Tommy Condon’s Irish Pub, the Molony Building, & a Map of Where the Ghosts Belong
- History, Haunts, & Hahas!
- Dec 20, 2025
- 4 min read
Tommy Condon’s Irish Pub is not haunted as a single space. The spirits associated with it are tied to specific physical locations, shaped by how the original Molony Building once stood, what surrounded it, and how it was divided in the 1980s. When the geography is understood, the stories fall into place.
This is not one haunting — it is several, carefully mapped by history.
THE ORIGINAL MOLONY BUILDING IN CONTEXT
When the Molony Building existed as one unified structure, it stood in an active industrial pocket of Charleston.
The Molony Building functioned as a home upstairs and a grocery / Irish pub downstairs
A candy factory stood immediately next door
Train tracks ran directly behind the building, where the deck of Tommy Condon’s exists today
This combination of domestic life, industry, and rail traffic created the conditions for multiple, distinct tragedies — each leaving its own imprint.
A MAP-BASED EXPLANATION (TEXT ORIENTATION)
Think of the site in three connected zones:
ZONE 1: MAIN ROOM OF TOMMY CONDON’S + OUTDOOR DECK
(formerly the industrial-facing side)
This area aligns with where the train tracks once ran
The deck of Tommy Condon’s sits directly over the former rail line
This zone bordered the neighboring candy factory
This is where the little girl ghost belongs.
ZONE 2: THE ABBEY OF TOMMY CONDON’S
(leftmost portion of the original Molony Building)
This area was part of the domestic side of the building
It is associated with family life, not industry
After the fire, this section retained the emotional weight of the tragedy
This is where the Molony family fire hauntings are reported.
ZONE 3: REMAINING MOLONY BUILDING / FORMER BOCCI’S
This section was once part of the same unified home
It shares the same family tragedy history as the Abbey
Heavy, residual activity has also been reported here
This zone shares the same haunting source as the Abbey, not the child spirit.
VISUALLY, THE STORY WORKS LIKE THIS:
Candy Factory →
Train Tracks (now deck) →
Main Pub Room (child spirit) →
Abbey / Molony interior (family fire spirits)
THE LITTLE GIRL AND THE INDUSTRIAL SIDE
The ghost story of the little girl struck by a train while heading to the candy factory is geographically specific.
Her presence is associated only with:
The main room of Tommy Condon’s
The deck, which occupies the former train line
Reports tied to this spirit include small sounds, fleeting movement, and a light, childlike energy. In folklore, railway deaths often result in spirits tied to place rather than people — bound to the path they never finished.
She does not appear in the Abbey.
THE FAMILY FIRE AND THE DOMESTIC SIDE
A separate tragedy — the Molony family fire — belongs to a different physical space.
────────────────────────────────────────
▶ [WORK INSTRUCTIONS]
**a)** Please reproduce the passage of the article on Tommy Condon's Irish Pub starting at "THE ORIGINAL MOLONY BUILDING IN" and ending at "its own imprint.", changing "Charleston" to "Savannah".
**b)** Name the three zones into which the article on Tommy Condon's Irish Pub divides the site.
The entries after the article on Tommy Condon's Irish Pub come from a separate source.

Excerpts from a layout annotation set
────────────────────────────────────────
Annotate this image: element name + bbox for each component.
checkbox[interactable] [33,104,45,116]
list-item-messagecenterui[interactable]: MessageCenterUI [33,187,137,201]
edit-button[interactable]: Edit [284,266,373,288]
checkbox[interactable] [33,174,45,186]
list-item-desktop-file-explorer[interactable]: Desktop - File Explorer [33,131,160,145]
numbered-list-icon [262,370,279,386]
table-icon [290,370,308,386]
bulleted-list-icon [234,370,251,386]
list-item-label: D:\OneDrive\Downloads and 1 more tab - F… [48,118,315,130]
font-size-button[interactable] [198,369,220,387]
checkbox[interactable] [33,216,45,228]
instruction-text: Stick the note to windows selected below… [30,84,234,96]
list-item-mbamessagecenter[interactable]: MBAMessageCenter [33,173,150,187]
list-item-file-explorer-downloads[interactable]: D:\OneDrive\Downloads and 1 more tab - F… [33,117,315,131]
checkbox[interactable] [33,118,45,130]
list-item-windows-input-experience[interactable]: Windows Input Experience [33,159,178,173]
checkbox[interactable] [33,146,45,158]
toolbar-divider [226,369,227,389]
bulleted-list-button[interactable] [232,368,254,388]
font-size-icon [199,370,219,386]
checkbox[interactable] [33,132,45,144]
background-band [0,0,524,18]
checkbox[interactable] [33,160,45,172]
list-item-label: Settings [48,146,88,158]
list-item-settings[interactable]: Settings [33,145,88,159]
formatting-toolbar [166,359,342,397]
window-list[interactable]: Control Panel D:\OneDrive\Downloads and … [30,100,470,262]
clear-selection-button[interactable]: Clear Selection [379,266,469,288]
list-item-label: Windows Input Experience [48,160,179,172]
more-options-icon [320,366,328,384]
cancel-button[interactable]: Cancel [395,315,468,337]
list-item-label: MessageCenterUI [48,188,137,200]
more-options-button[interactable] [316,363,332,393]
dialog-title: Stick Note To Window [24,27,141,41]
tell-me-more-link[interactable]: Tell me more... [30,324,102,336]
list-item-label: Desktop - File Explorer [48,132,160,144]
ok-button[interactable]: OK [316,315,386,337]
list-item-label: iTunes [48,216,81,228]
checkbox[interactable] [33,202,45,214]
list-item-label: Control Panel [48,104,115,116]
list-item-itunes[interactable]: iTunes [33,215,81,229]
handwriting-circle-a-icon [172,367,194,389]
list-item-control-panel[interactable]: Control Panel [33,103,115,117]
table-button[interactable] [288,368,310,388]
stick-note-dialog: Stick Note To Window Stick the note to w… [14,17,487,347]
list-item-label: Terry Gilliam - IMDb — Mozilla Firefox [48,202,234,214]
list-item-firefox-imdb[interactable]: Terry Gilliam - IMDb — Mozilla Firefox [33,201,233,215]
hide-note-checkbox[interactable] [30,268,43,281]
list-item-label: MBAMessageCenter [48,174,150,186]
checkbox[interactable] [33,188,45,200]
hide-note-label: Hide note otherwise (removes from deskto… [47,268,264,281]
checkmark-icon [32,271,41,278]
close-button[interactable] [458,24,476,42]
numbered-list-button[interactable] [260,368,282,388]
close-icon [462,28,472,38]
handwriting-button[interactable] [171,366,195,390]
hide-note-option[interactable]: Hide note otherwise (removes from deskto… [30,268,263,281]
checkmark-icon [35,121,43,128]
────────────────────────────────────────
▶ [THE REPLIES]
**a)**
THE ORIGINAL MOLONY BUILDING IN CONTEXT
When the Molony Building existed as one unified structure, it stood in an active industrial pocket of Savannah.
The Molony Building functioned as a home upstairs and a grocery / Irish pub downstairs
A candy factory stood immediately next door
Train tracks ran directly behind the building, where the deck of Tommy Condon’s exists today
This combination of domestic life, industry, and rail traffic created the conditions for multiple, distinct tragedies — each leaving its own imprint.

**b)**
ZONE 1: MAIN ROOM OF TOMMY CONDON'S + OUTDOOR DECK
ZONE 2: THE ABBEY OF TOMMY CONDON'S
ZONE 3: REMAINING MOLONY BUILDING / FORMER BOCCI'S